- [INSTRUCTION]: What follows is a listing; restate every line of it word for word.

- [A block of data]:
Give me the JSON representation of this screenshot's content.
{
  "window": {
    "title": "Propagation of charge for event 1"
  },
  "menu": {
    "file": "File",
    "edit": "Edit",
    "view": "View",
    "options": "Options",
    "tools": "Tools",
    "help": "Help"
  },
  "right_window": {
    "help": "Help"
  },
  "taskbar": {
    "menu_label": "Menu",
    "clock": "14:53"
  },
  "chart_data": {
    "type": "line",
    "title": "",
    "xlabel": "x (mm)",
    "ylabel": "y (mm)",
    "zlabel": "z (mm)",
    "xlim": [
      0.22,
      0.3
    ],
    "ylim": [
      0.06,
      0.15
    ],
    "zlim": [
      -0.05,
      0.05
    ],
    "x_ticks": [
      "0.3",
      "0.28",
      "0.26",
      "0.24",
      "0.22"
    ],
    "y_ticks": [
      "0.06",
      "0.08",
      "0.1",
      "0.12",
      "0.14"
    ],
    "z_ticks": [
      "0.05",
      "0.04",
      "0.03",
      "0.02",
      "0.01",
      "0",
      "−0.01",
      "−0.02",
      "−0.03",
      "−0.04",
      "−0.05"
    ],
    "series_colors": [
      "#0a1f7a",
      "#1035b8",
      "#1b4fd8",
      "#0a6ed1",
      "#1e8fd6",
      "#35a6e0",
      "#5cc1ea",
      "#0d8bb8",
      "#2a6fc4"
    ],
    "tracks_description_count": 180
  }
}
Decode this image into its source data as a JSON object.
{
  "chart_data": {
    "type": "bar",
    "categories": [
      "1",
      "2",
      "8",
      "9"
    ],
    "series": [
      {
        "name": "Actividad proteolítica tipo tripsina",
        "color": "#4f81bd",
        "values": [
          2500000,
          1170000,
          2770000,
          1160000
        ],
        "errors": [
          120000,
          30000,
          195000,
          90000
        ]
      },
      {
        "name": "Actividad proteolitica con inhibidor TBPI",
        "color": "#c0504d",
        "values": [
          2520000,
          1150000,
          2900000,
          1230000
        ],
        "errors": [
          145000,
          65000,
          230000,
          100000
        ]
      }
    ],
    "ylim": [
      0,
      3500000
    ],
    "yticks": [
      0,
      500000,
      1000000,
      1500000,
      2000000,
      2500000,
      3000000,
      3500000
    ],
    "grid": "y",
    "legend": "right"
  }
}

- [FULL ANSWER]:
Give me the JSON representation of this screenshot's content.
{
  "window": {
    "title": "Propagation of charge for event 1"
  },
  "menu": {
    "file": "File",
    "edit": "Edit",
    "view": "View",
    "options": "Options",
    "tools": "Tools",
    "help": "Help"
  },
  "right_window": {
    "help": "Help"
  },
  "taskbar": {
    "menu_label": "Menu",
    "clock": "14:53"
  },
  "chart_data": {
    "type": "line",
    "title": "",
    "xlabel": "x (mm)",
    "ylabel": "y (mm)",
    "zlabel": "z (mm)",
    "xlim": [
      0.22,
      0.3
    ],
    "ylim": [
      0.06,
      0.15
    ],
    "zlim": [
      -0.05,
      0.05
    ],
    "x_ticks": [
      "0.3",
      "0.28",
      "0.26",
      "0.24",
      "0.22"
    ],
    "y_ticks": [
      "0.06",
      "0.08",
      "0.1",
      "0.12",
      "0.14"
    ],
    "z_ticks": [
      "0.05",
      "0.04",
      "0.03",
      "0.02",
      "0.01",
      "0",
      "−0.01",
      "−0.02",
      "−0.03",
      "−0.04",
      "−0.05"
    ],
    "series_colors": [
      "#0a1f7a",
      "#1035b8",
      "#1b4fd8",
      "#0a6ed1",
      "#1e8fd6",
      "#35a6e0",
      "#5cc1ea",
      "#0d8bb8",
      "#2a6fc4"
    ],
    "tracks_description_count": 180
  }
}
Decode this image into its source data as a JSON object.
{
  "chart_data": {
    "type": "bar",
    "categories": [
      "1",
      "2",
      "8",
      "9"
    ],
    "series": [
      {
        "name": "Actividad proteolítica tipo tripsina",
        "color": "#4f81bd",
        "values": [
          2500000,
          1170000,
          2770000,
          1160000
        ],
        "errors": [
          120000,
          30000,
          195000,
          90000
        ]
      },
      {
        "name": "Actividad proteolitica con inhibidor TBPI",
        "color": "#c0504d",
        "values": [
          2520000,
          1150000,
          2900000,
          1230000
        ],
        "errors": [
          145000,
          65000,
          230000,
          100000
        ]
      }
    ],
    "ylim": [
      0,
      3500000
    ],
    "yticks": [
      0,
      500000,
      1000000,
      1500000,
      2000000,
      2500000,
      3000000,
      3500000
    ],
    "grid": "y",
    "legend": "right"
  }
}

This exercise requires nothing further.